• [Written task]
List all lines of the data that include the string "lượng".

• [Dataset extract]

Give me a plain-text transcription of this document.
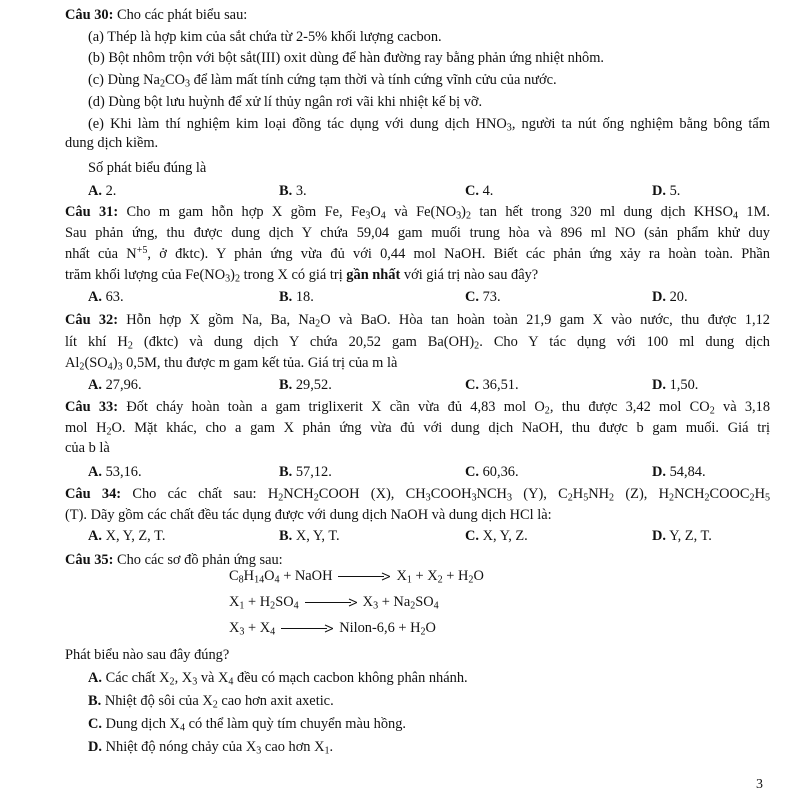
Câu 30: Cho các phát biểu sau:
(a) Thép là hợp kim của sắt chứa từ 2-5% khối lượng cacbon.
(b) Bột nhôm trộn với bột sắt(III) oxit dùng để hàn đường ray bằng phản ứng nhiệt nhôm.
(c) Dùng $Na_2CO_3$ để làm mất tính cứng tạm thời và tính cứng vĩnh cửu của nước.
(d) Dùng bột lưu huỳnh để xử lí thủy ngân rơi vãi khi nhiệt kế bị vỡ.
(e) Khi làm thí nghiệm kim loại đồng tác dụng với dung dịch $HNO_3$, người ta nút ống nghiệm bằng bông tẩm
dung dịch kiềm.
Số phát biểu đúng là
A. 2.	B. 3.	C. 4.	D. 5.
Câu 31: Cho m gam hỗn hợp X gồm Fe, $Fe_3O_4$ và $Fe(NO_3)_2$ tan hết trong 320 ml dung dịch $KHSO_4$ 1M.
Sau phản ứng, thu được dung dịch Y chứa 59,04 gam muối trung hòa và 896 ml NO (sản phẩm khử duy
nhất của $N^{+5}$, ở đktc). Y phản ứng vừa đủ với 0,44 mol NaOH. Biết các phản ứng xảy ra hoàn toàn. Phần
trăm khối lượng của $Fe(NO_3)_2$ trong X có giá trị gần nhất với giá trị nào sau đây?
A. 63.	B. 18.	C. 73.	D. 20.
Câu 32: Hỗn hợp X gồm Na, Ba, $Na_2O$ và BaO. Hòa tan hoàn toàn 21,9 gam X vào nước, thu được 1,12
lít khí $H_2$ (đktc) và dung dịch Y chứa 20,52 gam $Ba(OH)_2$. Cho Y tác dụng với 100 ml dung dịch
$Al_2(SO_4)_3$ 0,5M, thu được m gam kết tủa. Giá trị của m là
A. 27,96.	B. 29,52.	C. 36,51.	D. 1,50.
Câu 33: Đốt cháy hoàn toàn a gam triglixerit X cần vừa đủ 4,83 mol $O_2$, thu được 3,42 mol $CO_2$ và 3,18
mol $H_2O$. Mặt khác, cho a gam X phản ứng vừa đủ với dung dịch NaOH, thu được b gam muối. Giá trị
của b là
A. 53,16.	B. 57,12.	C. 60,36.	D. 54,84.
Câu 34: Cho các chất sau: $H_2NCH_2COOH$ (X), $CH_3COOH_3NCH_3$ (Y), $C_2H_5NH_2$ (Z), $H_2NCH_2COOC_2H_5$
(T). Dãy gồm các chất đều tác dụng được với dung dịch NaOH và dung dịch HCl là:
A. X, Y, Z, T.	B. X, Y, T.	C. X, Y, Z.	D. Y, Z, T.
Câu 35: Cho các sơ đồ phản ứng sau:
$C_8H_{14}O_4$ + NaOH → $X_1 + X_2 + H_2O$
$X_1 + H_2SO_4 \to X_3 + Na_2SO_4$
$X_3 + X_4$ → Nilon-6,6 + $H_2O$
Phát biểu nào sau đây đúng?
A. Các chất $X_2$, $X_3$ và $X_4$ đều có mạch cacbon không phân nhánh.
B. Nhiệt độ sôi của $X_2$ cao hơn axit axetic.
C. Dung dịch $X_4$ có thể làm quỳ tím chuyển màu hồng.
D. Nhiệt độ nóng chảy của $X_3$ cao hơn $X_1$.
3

* * *

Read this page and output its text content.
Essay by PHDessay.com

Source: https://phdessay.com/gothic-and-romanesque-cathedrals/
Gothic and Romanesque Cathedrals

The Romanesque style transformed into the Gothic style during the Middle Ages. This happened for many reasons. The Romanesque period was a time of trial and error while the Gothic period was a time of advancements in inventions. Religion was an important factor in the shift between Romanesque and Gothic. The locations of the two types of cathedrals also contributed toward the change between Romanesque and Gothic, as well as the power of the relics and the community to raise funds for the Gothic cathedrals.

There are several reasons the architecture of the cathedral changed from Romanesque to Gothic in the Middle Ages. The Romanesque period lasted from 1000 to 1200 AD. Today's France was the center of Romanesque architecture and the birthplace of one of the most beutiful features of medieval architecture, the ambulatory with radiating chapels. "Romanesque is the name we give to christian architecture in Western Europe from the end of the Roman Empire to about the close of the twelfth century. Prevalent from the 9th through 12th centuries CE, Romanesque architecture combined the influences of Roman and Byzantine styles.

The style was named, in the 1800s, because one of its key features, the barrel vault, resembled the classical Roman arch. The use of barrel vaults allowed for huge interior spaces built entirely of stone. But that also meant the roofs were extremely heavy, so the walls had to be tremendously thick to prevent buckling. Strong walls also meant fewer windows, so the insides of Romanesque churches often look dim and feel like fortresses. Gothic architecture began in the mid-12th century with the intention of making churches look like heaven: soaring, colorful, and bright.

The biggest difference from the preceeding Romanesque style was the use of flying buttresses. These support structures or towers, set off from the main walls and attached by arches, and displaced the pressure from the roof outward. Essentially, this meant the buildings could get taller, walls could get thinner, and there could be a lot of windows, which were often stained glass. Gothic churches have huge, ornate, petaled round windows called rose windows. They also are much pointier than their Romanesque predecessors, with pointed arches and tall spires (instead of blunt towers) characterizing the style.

* * *

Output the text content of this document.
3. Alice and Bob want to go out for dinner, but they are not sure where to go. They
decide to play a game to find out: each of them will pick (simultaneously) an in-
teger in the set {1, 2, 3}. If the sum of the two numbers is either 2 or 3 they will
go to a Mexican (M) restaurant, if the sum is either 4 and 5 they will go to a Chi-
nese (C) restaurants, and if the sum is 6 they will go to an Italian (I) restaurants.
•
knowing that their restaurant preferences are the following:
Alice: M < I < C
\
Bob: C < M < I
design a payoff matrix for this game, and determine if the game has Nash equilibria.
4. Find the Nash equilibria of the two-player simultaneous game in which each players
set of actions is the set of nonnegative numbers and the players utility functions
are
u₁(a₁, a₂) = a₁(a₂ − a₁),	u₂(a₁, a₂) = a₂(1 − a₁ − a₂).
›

• [Solution for this exercise]
(a) Thép là hợp kim của sắt chứa từ 2-5% khối lượng cacbon.
trăm khối lượng của $Fe(NO_3)_2$ trong X có giá trị gần nhất với giá trị nào sau đây?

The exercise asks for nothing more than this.